▶ [EXERCISE BRIEF] Copy every line of the entries from the one containing "header-cell[interactable]: Kategori2 <box>736" down to the one containing "row-number[interactable]: 6595 <box>0", including both of those lines.

[Bounding box entries]
* begin *
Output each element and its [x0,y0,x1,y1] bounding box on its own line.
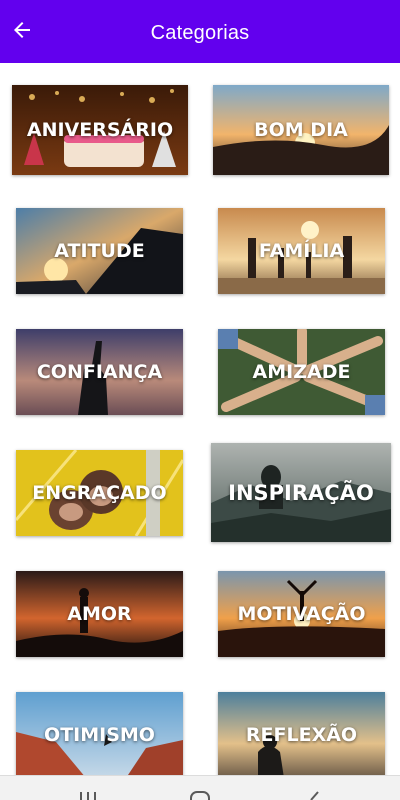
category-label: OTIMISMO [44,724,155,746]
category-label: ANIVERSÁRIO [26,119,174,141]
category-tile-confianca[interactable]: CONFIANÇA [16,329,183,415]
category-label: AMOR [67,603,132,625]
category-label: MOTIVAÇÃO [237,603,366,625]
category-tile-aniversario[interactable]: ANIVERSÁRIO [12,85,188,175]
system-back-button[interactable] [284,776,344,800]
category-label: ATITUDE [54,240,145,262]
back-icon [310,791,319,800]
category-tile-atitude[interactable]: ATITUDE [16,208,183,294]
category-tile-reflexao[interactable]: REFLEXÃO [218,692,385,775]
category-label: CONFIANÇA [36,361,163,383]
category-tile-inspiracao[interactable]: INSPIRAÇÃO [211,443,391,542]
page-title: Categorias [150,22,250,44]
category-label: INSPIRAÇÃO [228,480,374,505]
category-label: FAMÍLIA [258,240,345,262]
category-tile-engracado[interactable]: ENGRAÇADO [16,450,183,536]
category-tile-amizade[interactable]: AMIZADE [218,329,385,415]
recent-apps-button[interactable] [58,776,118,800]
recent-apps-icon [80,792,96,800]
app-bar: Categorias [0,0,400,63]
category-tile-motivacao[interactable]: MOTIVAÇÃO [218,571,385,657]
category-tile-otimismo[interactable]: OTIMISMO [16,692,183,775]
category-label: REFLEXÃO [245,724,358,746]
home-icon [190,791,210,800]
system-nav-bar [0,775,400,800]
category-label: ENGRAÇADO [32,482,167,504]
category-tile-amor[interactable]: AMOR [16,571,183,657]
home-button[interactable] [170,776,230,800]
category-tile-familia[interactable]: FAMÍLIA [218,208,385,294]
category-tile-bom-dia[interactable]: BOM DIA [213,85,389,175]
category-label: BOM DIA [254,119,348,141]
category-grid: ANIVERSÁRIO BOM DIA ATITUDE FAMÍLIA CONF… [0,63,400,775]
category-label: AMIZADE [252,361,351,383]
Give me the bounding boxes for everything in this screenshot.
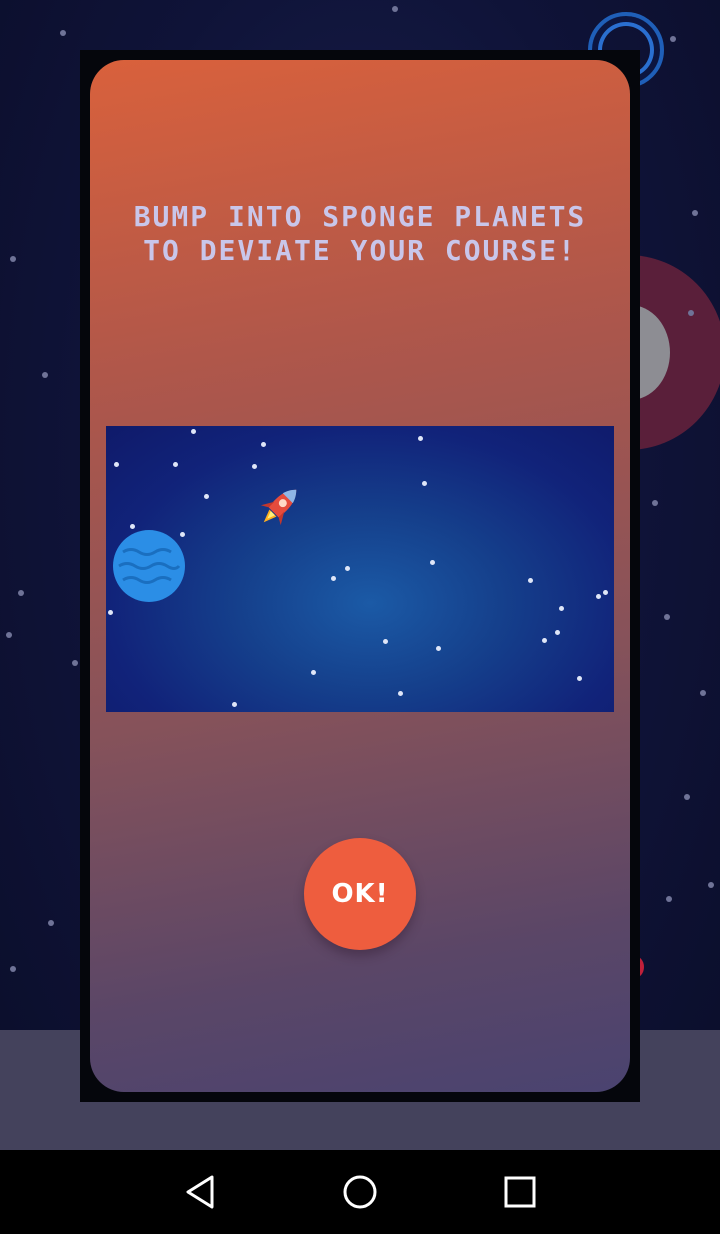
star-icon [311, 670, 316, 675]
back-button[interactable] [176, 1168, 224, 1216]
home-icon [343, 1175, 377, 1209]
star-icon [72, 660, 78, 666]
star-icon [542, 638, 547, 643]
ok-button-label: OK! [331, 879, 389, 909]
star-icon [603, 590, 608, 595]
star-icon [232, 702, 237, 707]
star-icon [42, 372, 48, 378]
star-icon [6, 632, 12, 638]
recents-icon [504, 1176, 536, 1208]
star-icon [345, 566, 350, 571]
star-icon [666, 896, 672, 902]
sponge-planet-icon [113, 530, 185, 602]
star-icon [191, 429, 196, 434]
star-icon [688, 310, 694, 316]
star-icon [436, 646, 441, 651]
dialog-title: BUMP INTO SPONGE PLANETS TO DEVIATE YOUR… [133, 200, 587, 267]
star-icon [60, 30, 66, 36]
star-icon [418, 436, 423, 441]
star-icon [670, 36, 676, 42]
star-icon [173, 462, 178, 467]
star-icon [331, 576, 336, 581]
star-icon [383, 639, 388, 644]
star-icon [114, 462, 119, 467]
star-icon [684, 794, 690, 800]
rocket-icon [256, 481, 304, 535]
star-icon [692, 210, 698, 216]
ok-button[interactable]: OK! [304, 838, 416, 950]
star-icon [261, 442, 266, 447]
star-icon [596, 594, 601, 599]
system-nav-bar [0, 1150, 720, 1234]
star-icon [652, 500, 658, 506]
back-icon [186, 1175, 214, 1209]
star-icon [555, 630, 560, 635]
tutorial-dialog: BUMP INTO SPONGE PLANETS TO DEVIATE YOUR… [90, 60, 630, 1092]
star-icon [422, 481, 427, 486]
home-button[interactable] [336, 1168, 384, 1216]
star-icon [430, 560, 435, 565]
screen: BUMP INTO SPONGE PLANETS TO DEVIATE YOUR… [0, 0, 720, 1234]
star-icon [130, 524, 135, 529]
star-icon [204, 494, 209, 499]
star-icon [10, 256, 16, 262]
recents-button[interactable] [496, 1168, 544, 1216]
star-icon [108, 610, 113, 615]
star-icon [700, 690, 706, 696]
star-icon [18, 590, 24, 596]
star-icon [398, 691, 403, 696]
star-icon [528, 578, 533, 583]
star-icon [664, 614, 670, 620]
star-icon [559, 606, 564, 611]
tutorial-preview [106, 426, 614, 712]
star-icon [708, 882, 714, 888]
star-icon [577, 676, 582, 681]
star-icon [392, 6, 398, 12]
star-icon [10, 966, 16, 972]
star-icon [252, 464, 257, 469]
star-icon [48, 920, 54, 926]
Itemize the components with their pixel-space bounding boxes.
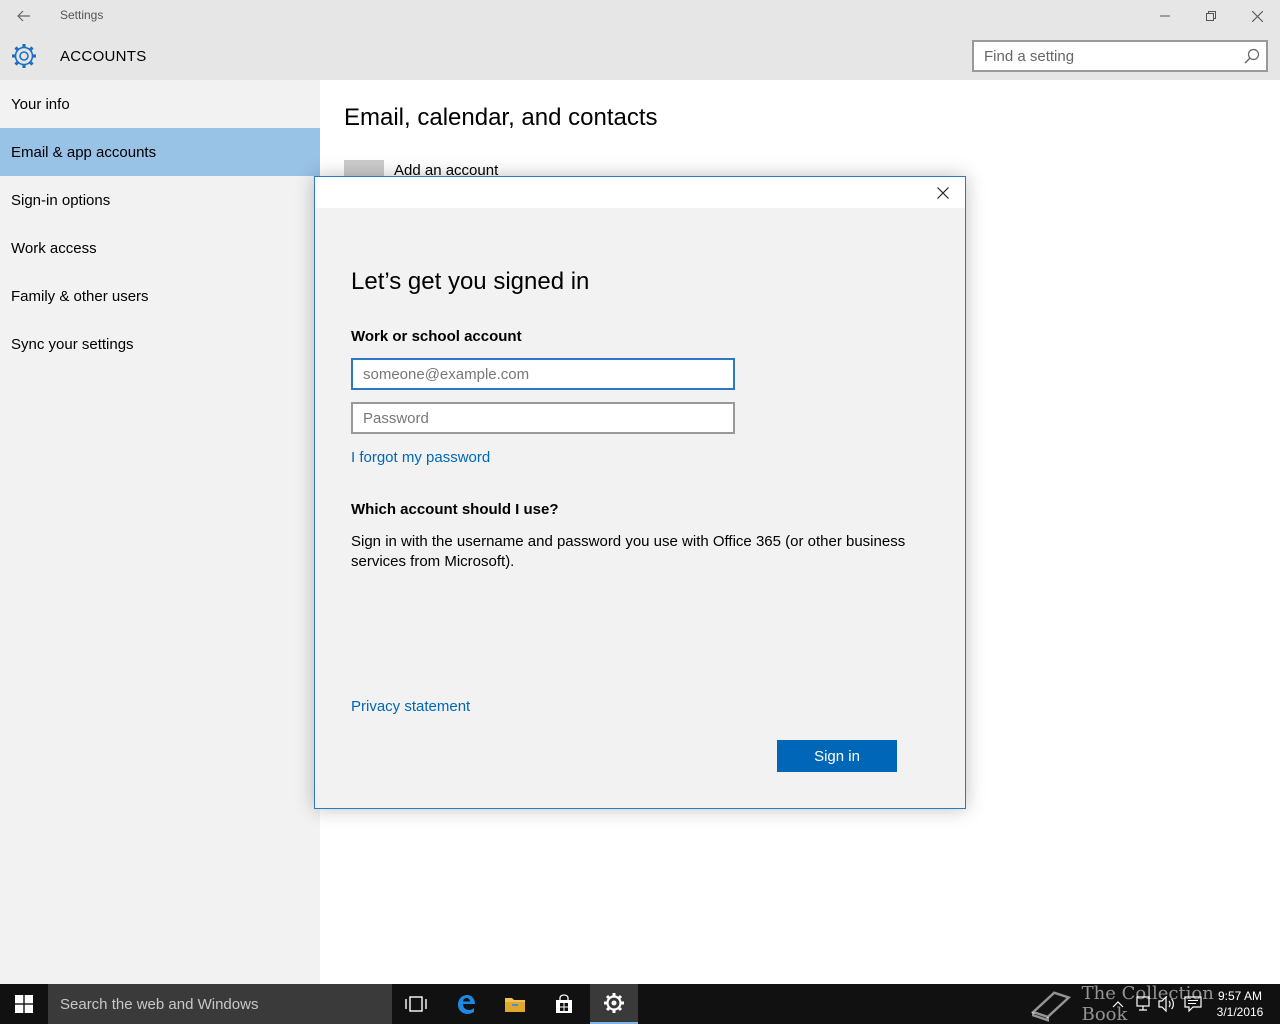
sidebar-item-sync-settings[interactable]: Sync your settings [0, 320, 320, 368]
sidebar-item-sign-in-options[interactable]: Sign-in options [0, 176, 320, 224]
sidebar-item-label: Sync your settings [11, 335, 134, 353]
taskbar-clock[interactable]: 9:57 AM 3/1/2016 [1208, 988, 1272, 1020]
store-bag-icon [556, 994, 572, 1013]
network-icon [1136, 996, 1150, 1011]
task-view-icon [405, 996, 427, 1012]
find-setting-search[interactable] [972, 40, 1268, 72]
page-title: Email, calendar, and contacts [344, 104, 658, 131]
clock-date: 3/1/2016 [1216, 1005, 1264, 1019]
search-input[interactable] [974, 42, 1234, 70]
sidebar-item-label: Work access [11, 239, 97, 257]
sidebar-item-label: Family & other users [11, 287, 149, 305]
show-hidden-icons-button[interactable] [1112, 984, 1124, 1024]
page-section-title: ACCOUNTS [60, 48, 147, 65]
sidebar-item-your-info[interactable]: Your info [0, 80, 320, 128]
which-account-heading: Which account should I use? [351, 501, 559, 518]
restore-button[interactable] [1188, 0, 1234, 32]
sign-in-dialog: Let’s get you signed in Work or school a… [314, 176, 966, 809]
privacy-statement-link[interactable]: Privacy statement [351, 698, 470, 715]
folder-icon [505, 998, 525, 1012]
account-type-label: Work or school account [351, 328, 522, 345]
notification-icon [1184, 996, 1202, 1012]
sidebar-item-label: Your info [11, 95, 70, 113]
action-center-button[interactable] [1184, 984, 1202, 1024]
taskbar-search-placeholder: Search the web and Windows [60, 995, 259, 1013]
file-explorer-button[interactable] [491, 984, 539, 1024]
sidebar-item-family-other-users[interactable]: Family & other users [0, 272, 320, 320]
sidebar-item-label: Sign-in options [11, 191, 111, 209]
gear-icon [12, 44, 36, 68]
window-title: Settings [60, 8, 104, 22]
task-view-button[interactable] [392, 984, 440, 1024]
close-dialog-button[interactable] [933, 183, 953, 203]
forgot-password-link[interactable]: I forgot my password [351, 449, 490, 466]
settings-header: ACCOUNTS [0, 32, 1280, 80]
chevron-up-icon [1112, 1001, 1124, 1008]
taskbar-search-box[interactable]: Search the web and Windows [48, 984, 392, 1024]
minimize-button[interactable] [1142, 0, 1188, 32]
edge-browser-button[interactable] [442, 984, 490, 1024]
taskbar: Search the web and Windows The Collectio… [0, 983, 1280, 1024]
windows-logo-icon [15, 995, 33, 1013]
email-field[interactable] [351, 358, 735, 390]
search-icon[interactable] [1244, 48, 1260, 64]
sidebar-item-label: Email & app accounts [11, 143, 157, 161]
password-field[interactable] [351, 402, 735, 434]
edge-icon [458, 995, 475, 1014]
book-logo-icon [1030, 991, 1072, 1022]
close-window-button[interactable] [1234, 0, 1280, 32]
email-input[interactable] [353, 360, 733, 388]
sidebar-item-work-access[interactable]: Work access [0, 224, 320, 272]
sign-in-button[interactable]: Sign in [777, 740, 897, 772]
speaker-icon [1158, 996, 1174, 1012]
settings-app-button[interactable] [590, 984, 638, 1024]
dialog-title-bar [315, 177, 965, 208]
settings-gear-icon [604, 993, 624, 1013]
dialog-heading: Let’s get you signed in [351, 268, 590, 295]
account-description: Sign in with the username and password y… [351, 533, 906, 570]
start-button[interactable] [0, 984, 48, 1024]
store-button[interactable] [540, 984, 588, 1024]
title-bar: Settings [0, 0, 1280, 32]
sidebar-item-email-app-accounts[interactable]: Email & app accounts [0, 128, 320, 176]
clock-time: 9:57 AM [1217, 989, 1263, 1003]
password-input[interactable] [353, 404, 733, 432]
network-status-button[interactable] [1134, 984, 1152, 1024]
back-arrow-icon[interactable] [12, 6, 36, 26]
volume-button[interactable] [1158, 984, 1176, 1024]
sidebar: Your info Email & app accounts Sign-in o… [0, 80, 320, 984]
* end *
* begin *
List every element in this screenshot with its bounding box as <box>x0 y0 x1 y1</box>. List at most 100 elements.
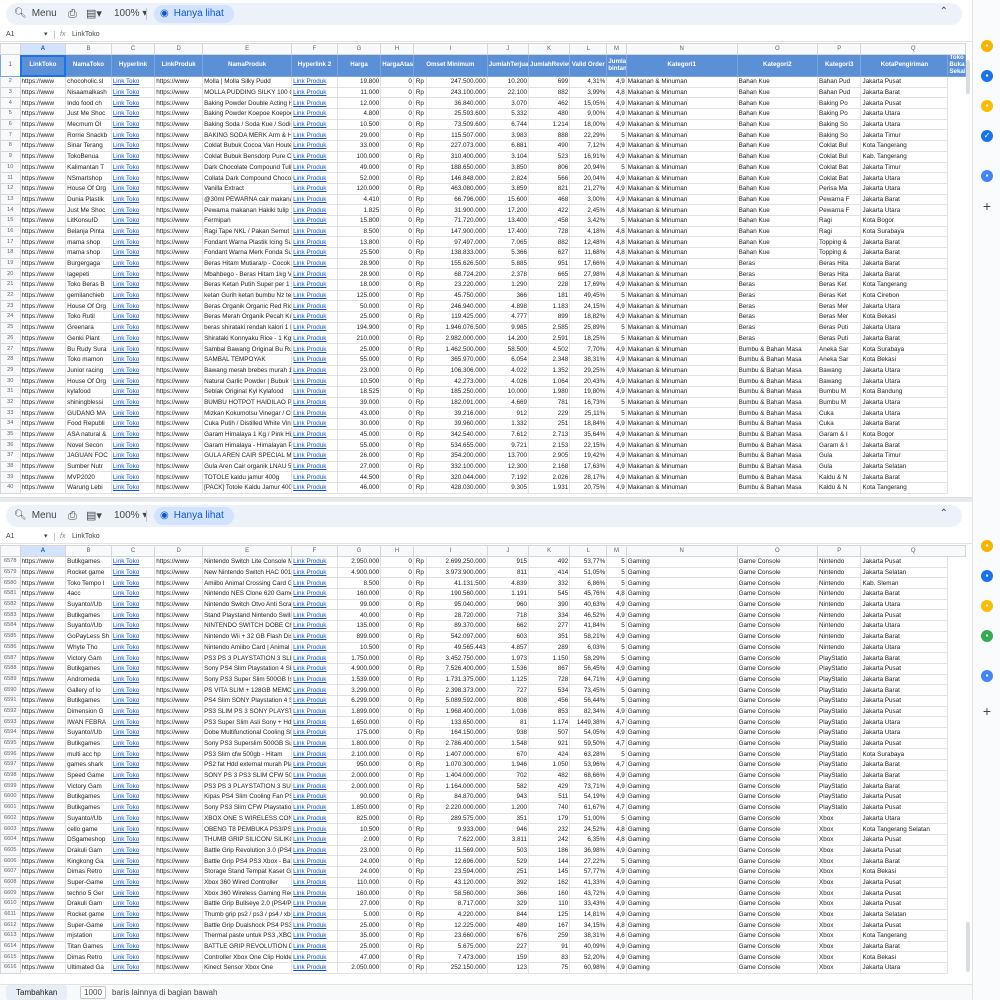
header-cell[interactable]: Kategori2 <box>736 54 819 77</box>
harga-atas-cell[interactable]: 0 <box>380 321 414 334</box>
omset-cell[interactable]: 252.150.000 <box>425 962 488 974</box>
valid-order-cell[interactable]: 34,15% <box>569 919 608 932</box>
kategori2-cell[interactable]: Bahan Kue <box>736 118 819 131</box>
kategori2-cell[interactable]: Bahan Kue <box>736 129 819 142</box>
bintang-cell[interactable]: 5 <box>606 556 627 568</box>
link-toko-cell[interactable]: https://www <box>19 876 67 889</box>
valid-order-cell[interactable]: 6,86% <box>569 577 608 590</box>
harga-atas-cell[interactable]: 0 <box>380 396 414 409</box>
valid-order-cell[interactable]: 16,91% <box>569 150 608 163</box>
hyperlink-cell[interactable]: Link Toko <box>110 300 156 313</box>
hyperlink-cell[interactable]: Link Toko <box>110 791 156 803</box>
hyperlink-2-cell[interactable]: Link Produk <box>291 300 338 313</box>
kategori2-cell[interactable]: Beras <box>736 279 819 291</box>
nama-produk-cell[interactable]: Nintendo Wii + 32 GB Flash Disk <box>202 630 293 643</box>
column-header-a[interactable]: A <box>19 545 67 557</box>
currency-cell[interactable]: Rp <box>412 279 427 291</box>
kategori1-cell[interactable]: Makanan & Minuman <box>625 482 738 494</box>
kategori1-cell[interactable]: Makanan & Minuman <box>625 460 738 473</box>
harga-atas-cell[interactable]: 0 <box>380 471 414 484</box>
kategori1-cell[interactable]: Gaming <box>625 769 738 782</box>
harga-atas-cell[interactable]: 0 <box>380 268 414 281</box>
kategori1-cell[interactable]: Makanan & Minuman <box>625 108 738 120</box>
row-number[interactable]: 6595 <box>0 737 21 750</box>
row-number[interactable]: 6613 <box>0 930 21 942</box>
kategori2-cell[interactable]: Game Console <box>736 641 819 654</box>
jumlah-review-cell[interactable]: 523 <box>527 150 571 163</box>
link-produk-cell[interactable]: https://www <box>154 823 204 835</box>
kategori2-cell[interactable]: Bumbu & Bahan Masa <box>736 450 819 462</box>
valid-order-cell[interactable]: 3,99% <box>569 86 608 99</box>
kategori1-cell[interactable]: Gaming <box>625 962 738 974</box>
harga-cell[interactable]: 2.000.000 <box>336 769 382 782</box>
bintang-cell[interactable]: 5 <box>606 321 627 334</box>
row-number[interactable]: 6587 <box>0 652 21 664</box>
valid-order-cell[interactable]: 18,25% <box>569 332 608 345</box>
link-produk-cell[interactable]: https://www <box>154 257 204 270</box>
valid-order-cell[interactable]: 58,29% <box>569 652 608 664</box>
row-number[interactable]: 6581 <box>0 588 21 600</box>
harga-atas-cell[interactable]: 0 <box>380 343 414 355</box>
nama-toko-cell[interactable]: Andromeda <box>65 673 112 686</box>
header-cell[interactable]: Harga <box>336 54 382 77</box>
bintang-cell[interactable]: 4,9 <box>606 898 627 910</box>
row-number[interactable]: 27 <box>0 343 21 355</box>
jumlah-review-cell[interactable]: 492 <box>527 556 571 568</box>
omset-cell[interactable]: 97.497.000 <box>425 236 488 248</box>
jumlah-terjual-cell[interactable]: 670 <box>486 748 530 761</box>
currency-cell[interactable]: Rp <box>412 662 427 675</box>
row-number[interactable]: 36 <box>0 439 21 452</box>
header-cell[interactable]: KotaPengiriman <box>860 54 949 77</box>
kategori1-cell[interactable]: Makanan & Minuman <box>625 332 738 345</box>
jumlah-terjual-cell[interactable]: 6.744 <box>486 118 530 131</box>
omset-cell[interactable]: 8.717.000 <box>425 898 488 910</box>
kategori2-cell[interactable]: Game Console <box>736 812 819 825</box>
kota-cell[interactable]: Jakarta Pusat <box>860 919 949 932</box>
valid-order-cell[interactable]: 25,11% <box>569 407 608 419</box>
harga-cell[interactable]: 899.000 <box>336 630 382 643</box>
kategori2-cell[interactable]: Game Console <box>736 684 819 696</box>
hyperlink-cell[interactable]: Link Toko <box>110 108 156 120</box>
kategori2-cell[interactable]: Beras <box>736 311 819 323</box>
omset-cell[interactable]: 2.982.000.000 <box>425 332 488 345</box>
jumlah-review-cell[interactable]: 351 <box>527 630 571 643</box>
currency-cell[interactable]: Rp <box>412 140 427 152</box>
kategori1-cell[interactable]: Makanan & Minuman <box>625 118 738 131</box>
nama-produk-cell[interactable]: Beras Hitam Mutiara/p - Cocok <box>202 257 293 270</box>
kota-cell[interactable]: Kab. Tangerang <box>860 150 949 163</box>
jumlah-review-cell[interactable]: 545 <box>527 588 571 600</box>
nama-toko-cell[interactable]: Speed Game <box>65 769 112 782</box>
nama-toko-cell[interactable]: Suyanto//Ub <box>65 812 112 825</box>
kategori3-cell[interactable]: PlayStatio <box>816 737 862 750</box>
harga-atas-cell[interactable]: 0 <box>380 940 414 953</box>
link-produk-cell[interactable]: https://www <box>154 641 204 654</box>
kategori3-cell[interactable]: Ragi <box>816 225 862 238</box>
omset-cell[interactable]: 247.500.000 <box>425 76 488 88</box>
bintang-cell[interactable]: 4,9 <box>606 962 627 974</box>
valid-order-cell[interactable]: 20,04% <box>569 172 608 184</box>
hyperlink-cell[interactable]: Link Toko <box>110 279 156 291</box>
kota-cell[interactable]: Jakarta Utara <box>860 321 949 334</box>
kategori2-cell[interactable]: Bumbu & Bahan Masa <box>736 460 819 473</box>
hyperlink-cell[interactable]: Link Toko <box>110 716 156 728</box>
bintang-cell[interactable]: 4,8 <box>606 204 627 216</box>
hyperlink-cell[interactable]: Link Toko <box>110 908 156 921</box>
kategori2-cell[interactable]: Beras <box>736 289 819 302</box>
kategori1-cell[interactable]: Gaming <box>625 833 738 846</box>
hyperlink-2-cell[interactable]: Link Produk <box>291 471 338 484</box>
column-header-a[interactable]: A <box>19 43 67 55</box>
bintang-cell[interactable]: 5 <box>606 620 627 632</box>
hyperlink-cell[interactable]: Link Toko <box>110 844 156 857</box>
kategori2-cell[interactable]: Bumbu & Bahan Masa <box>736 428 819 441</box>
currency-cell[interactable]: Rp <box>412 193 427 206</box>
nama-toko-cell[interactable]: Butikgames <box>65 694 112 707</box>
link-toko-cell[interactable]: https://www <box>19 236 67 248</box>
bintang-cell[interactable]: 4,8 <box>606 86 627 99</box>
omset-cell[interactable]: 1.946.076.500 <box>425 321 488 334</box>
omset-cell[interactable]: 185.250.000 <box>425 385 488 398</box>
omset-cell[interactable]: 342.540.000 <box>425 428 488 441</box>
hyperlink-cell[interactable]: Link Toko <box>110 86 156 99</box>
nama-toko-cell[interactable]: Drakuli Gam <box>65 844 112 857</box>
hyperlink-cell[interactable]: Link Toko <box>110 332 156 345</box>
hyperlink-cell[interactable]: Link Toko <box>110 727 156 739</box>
* end *
▶ [WRITTEN SOLUTION]
header-cell[interactable]: Kategori2 <box>736 54 819 77</box>
harga-atas-cell[interactable]: 0 <box>380 321 414 334</box>
omset-cell[interactable]: 252.150.000 <box>425 962 488 974</box>
valid-order-cell[interactable]: 34,15% <box>569 919 608 932</box>
kategori2-cell[interactable]: Bahan Kue <box>736 118 819 131</box>
kategori2-cell[interactable]: Bahan Kue <box>736 129 819 142</box>
bintang-cell[interactable]: 5 <box>606 556 627 568</box>
link-toko-cell[interactable]: https://www <box>19 876 67 889</box>
valid-order-cell[interactable]: 6,86% <box>569 577 608 590</box>
harga-atas-cell[interactable]: 0 <box>380 396 414 409</box>
valid-order-cell[interactable]: 16,91% <box>569 150 608 163</box>
hyperlink-cell[interactable]: Link Toko <box>110 300 156 313</box>
hyperlink-cell[interactable]: Link Toko <box>110 791 156 803</box>
hyperlink-2-cell[interactable]: Link Produk <box>291 300 338 313</box>
kategori2-cell[interactable]: Beras <box>736 279 819 291</box>
nama-produk-cell[interactable]: Nintendo Wii + 32 GB Flash Disk <box>202 630 293 643</box>
column-header-a[interactable]: A <box>19 545 67 557</box>
currency-cell[interactable]: Rp <box>412 279 427 291</box>
kategori1-cell[interactable]: Makanan & Minuman <box>625 482 738 494</box>
kategori1-cell[interactable]: Makanan & Minuman <box>625 460 738 473</box>
harga-atas-cell[interactable]: 0 <box>380 471 414 484</box>
kategori1-cell[interactable]: Gaming <box>625 769 738 782</box>
harga-atas-cell[interactable]: 0 <box>380 268 414 281</box>
kategori1-cell[interactable]: Makanan & Minuman <box>625 108 738 120</box>
row-number[interactable]: 6595 <box>0 737 21 750</box>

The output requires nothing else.